Data excerpts:
★ ★ ★
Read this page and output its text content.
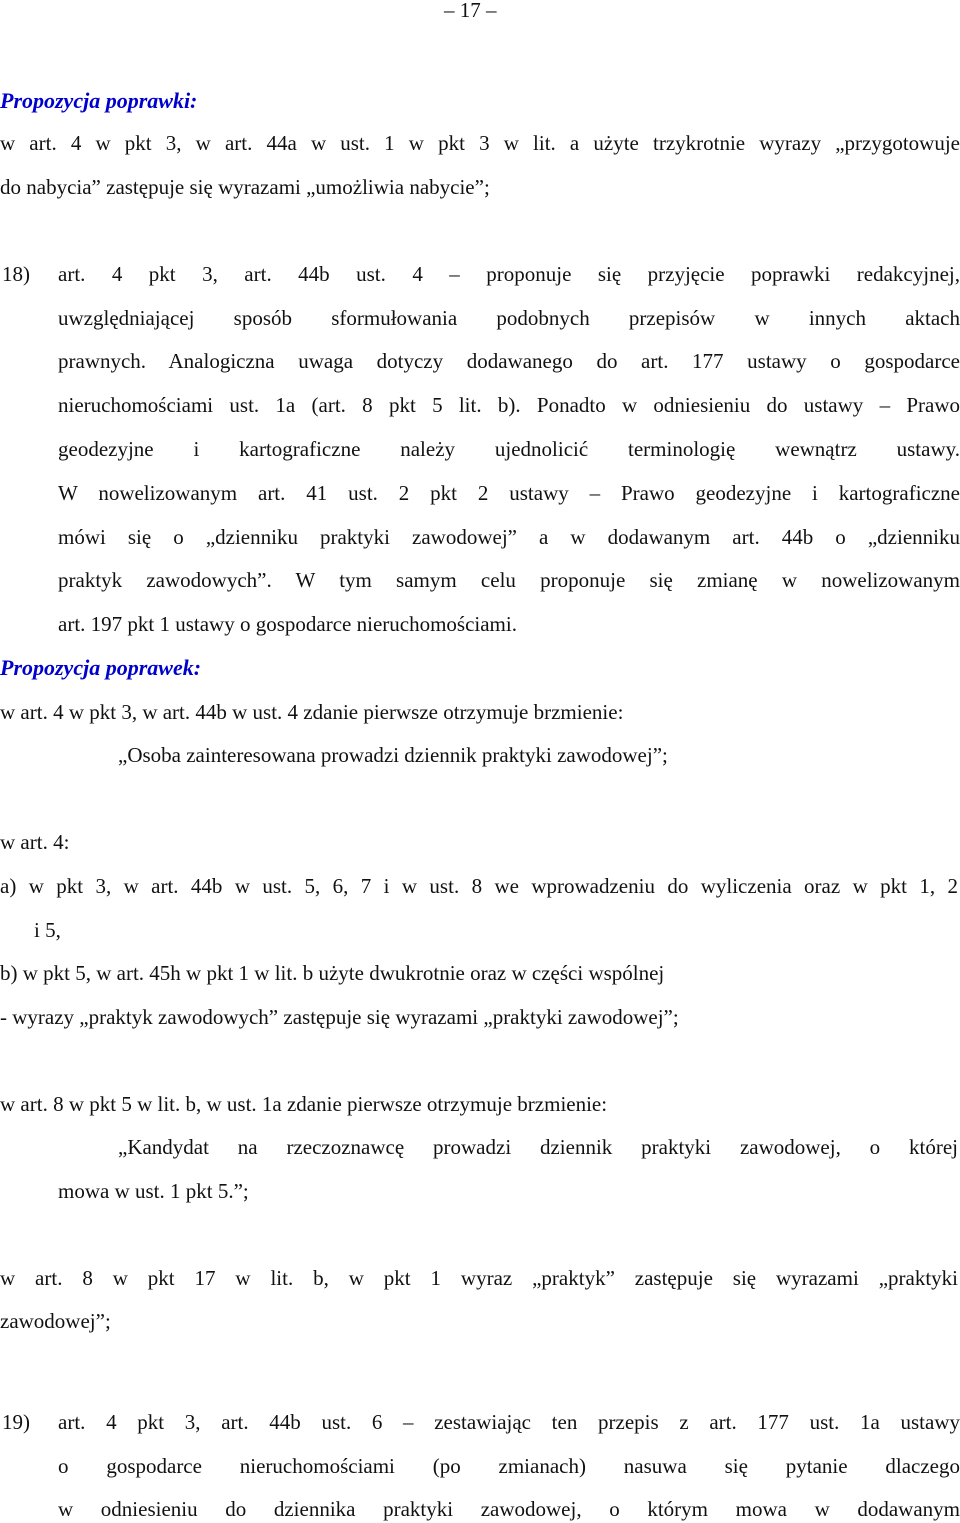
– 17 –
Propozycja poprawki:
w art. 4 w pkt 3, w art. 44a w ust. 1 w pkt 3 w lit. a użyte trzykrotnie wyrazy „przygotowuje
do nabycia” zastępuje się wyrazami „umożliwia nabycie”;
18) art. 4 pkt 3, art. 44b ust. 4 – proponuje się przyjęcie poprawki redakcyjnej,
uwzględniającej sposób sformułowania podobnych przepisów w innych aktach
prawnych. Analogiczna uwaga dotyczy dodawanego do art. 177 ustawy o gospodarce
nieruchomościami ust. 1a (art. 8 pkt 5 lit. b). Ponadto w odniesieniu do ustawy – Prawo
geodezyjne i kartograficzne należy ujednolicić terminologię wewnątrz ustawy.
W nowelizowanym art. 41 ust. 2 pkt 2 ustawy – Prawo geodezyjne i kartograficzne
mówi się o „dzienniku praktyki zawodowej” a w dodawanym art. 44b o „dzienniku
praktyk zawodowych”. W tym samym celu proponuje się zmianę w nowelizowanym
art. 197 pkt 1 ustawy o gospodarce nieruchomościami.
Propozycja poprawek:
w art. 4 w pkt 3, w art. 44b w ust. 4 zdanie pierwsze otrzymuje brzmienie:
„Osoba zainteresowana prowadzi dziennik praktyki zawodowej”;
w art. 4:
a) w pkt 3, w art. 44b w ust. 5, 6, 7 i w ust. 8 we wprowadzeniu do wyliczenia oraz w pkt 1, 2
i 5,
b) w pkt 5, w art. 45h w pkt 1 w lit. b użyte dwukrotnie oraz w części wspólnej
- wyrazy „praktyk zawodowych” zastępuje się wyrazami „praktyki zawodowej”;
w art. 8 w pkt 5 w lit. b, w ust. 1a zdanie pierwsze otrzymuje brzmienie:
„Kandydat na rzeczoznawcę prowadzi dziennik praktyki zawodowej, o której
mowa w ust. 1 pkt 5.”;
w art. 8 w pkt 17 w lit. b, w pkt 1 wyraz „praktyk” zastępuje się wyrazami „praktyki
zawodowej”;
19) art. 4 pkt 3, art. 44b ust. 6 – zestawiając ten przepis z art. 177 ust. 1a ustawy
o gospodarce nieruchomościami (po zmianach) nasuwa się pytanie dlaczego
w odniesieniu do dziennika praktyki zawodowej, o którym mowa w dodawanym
★ ★ ★
The exercise:
Give an exact copy of the material, leaving out every picture.

Exercise output:
Read this page and output its text content.
– 17 –
Propozycja poprawki:
w art. 4 w pkt 3, w art. 44a w ust. 1 w pkt 3 w lit. a użyte trzykrotnie wyrazy „przygotowuje
do nabycia” zastępuje się wyrazami „umożliwia nabycie”;
18) art. 4 pkt 3, art. 44b ust. 4 – proponuje się przyjęcie poprawki redakcyjnej,
uwzględniającej sposób sformułowania podobnych przepisów w innych aktach
prawnych. Analogiczna uwaga dotyczy dodawanego do art. 177 ustawy o gospodarce
nieruchomościami ust. 1a (art. 8 pkt 5 lit. b). Ponadto w odniesieniu do ustawy – Prawo
geodezyjne i kartograficzne należy ujednolicić terminologię wewnątrz ustawy.
W nowelizowanym art. 41 ust. 2 pkt 2 ustawy – Prawo geodezyjne i kartograficzne
mówi się o „dzienniku praktyki zawodowej” a w dodawanym art. 44b o „dzienniku
praktyk zawodowych”. W tym samym celu proponuje się zmianę w nowelizowanym
art. 197 pkt 1 ustawy o gospodarce nieruchomościami.
Propozycja poprawek:
w art. 4 w pkt 3, w art. 44b w ust. 4 zdanie pierwsze otrzymuje brzmienie:
„Osoba zainteresowana prowadzi dziennik praktyki zawodowej”;
w art. 4:
a) w pkt 3, w art. 44b w ust. 5, 6, 7 i w ust. 8 we wprowadzeniu do wyliczenia oraz w pkt 1, 2
i 5,
b) w pkt 5, w art. 45h w pkt 1 w lit. b użyte dwukrotnie oraz w części wspólnej
- wyrazy „praktyk zawodowych” zastępuje się wyrazami „praktyki zawodowej”;
w art. 8 w pkt 5 w lit. b, w ust. 1a zdanie pierwsze otrzymuje brzmienie:
„Kandydat na rzeczoznawcę prowadzi dziennik praktyki zawodowej, o której
mowa w ust. 1 pkt 5.”;
w art. 8 w pkt 17 w lit. b, w pkt 1 wyraz „praktyk” zastępuje się wyrazami „praktyki
zawodowej”;
19) art. 4 pkt 3, art. 44b ust. 6 – zestawiając ten przepis z art. 177 ust. 1a ustawy
o gospodarce nieruchomościami (po zmianach) nasuwa się pytanie dlaczego
w odniesieniu do dziennika praktyki zawodowej, o którym mowa w dodawanym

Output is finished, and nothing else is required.